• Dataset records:
START
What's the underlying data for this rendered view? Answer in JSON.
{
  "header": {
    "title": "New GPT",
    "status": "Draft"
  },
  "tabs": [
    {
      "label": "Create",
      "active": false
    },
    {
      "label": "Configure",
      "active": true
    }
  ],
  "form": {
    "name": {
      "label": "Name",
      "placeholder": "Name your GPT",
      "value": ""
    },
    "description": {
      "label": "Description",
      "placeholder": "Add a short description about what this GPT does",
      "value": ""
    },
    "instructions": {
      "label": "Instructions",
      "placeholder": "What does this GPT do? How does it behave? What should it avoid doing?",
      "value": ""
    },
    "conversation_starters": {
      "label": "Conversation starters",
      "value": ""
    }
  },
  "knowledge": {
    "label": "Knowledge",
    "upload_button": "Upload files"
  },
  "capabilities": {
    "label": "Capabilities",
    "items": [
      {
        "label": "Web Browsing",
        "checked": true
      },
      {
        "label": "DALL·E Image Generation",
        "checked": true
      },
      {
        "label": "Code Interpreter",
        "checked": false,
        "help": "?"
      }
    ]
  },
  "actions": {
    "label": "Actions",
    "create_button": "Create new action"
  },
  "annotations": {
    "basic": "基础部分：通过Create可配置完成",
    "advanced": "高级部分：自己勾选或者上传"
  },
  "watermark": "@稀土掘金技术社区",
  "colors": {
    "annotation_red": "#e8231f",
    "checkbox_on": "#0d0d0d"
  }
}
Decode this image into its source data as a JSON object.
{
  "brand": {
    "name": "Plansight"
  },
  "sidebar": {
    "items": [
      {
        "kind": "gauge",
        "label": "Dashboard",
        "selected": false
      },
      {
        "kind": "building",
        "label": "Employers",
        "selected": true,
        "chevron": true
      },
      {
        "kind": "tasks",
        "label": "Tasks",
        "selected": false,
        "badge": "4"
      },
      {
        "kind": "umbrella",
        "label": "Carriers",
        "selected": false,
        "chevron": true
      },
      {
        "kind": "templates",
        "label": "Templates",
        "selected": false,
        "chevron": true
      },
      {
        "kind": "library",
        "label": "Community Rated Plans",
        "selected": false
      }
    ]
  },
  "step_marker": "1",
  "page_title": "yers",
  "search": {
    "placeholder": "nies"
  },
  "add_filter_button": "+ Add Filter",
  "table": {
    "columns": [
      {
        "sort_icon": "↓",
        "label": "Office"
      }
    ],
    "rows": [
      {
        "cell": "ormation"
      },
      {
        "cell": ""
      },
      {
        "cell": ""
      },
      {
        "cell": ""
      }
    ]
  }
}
END
• TASK STATEMENT: From the records above, pull out each line that has "JSON".

• FINAL RESULT:
What's the underlying data for this rendered view? Answer in JSON.
Decode this image into its source data as a JSON object.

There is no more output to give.